• [Work to do]
The data below must be copied in full and without any change.

Dataset items:
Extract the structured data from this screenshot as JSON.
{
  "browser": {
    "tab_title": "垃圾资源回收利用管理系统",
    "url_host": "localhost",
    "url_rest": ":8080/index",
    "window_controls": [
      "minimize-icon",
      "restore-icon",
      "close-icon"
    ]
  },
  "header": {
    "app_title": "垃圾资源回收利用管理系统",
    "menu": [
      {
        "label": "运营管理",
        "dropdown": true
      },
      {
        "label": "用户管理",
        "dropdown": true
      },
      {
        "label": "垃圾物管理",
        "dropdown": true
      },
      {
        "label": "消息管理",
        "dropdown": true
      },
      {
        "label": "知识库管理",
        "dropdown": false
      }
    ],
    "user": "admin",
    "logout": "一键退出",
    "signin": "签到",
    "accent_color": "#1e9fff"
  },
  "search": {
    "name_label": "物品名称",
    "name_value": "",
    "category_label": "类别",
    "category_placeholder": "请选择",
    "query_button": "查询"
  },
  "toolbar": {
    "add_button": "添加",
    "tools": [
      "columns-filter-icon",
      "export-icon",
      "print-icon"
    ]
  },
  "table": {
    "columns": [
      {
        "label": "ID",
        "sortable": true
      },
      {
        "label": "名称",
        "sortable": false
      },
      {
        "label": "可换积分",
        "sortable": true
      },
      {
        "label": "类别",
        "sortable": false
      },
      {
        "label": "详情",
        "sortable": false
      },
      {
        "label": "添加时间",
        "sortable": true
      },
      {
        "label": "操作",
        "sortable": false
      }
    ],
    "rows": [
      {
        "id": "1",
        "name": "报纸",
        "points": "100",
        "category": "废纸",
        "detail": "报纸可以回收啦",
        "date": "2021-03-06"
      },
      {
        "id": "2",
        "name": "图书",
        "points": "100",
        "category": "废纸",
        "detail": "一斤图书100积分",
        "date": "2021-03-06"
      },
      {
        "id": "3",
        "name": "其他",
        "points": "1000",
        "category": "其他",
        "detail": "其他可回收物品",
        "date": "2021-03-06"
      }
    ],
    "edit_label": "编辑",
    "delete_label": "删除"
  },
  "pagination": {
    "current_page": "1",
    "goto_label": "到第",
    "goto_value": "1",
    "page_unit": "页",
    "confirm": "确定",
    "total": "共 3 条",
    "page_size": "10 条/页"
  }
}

• [Written response]
Extract the structured data from this screenshot as JSON.
{
  "browser": {
    "tab_title": "垃圾资源回收利用管理系统",
    "url_host": "localhost",
    "url_rest": ":8080/index",
    "window_controls": [
      "minimize-icon",
      "restore-icon",
      "close-icon"
    ]
  },
  "header": {
    "app_title": "垃圾资源回收利用管理系统",
    "menu": [
      {
        "label": "运营管理",
        "dropdown": true
      },
      {
        "label": "用户管理",
        "dropdown": true
      },
      {
        "label": "垃圾物管理",
        "dropdown": true
      },
      {
        "label": "消息管理",
        "dropdown": true
      },
      {
        "label": "知识库管理",
        "dropdown": false
      }
    ],
    "user": "admin",
    "logout": "一键退出",
    "signin": "签到",
    "accent_color": "#1e9fff"
  },
  "search": {
    "name_label": "物品名称",
    "name_value": "",
    "category_label": "类别",
    "category_placeholder": "请选择",
    "query_button": "查询"
  },
  "toolbar": {
    "add_button": "添加",
    "tools": [
      "columns-filter-icon",
      "export-icon",
      "print-icon"
    ]
  },
  "table": {
    "columns": [
      {
        "label": "ID",
        "sortable": true
      },
      {
        "label": "名称",
        "sortable": false
      },
      {
        "label": "可换积分",
        "sortable": true
      },
      {
        "label": "类别",
        "sortable": false
      },
      {
        "label": "详情",
        "sortable": false
      },
      {
        "label": "添加时间",
        "sortable": true
      },
      {
        "label": "操作",
        "sortable": false
      }
    ],
    "rows": [
      {
        "id": "1",
        "name": "报纸",
        "points": "100",
        "category": "废纸",
        "detail": "报纸可以回收啦",
        "date": "2021-03-06"
      },
      {
        "id": "2",
        "name": "图书",
        "points": "100",
        "category": "废纸",
        "detail": "一斤图书100积分",
        "date": "2021-03-06"
      },
      {
        "id": "3",
        "name": "其他",
        "points": "1000",
        "category": "其他",
        "detail": "其他可回收物品",
        "date": "2021-03-06"
      }
    ],
    "edit_label": "编辑",
    "delete_label": "删除"
  },
  "pagination": {
    "current_page": "1",
    "goto_label": "到第",
    "goto_value": "1",
    "page_unit": "页",
    "confirm": "确定",
    "total": "共 3 条",
    "page_size": "10 条/页"
  }
}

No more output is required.